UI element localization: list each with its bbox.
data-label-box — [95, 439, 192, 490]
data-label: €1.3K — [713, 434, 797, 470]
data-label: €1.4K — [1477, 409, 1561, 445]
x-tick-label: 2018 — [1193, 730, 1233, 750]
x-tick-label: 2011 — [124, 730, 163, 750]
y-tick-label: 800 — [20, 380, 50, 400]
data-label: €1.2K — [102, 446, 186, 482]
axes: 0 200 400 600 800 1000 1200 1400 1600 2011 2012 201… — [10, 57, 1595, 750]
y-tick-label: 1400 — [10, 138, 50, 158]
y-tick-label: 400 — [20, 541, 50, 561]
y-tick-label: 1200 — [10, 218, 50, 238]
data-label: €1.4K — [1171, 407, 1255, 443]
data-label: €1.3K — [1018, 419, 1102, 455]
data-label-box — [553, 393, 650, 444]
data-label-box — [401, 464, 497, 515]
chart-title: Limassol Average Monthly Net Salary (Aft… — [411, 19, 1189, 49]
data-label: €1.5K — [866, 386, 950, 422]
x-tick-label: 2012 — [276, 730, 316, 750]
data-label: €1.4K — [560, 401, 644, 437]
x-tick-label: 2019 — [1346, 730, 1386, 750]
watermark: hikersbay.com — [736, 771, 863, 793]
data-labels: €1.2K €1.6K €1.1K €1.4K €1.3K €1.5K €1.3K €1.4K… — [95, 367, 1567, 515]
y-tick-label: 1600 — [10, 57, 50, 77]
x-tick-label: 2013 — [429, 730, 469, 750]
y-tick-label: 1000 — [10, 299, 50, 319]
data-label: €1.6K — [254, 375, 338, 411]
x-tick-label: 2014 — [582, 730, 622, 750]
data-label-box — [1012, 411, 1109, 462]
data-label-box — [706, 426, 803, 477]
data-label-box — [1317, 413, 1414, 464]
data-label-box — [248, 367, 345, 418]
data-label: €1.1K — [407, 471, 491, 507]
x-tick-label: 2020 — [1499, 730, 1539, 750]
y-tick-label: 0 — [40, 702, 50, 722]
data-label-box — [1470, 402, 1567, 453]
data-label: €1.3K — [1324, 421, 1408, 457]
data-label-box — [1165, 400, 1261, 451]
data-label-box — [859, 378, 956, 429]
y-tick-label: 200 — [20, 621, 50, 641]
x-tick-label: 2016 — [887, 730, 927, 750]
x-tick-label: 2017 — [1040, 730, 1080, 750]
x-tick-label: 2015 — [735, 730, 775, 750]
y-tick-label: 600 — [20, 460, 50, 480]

• • •

* YOUR GOAL: Reproduce the records above line for line, without changing anything.

* FULL SOLUTION:
UI element localization: list each with its bbox.
data-label-box — [95, 439, 192, 490]
data-label: €1.3K — [713, 434, 797, 470]
data-label: €1.4K — [1477, 409, 1561, 445]
x-tick-label: 2018 — [1193, 730, 1233, 750]
x-tick-label: 2011 — [124, 730, 163, 750]
y-tick-label: 800 — [20, 380, 50, 400]
data-label: €1.2K — [102, 446, 186, 482]
axes: 0 200 400 600 800 1000 1200 1400 1600 2011 2012 201… — [10, 57, 1595, 750]
y-tick-label: 1400 — [10, 138, 50, 158]
y-tick-label: 400 — [20, 541, 50, 561]
y-tick-label: 1200 — [10, 218, 50, 238]
data-label: €1.4K — [1171, 407, 1255, 443]
data-label: €1.3K — [1018, 419, 1102, 455]
data-label-box — [553, 393, 650, 444]
data-label-box — [401, 464, 497, 515]
chart-title: Limassol Average Monthly Net Salary (Aft… — [411, 19, 1189, 49]
data-label: €1.5K — [866, 386, 950, 422]
x-tick-label: 2012 — [276, 730, 316, 750]
data-label: €1.4K — [560, 401, 644, 437]
x-tick-label: 2019 — [1346, 730, 1386, 750]
watermark: hikersbay.com — [736, 771, 863, 793]
data-labels: €1.2K €1.6K €1.1K €1.4K €1.3K €1.5K €1.3K €1.4K… — [95, 367, 1567, 515]
y-tick-label: 1600 — [10, 57, 50, 77]
x-tick-label: 2013 — [429, 730, 469, 750]
y-tick-label: 1000 — [10, 299, 50, 319]
data-label: €1.6K — [254, 375, 338, 411]
x-tick-label: 2014 — [582, 730, 622, 750]
data-label-box — [1012, 411, 1109, 462]
data-label-box — [706, 426, 803, 477]
data-label-box — [1317, 413, 1414, 464]
data-label-box — [248, 367, 345, 418]
data-label: €1.1K — [407, 471, 491, 507]
x-tick-label: 2020 — [1499, 730, 1539, 750]
y-tick-label: 0 — [40, 702, 50, 722]
data-label-box — [1470, 402, 1567, 453]
data-label: €1.3K — [1324, 421, 1408, 457]
data-label-box — [1165, 400, 1261, 451]
data-label-box — [859, 378, 956, 429]
y-tick-label: 200 — [20, 621, 50, 641]
x-tick-label: 2016 — [887, 730, 927, 750]
x-tick-label: 2017 — [1040, 730, 1080, 750]
x-tick-label: 2015 — [735, 730, 775, 750]
y-tick-label: 600 — [20, 460, 50, 480]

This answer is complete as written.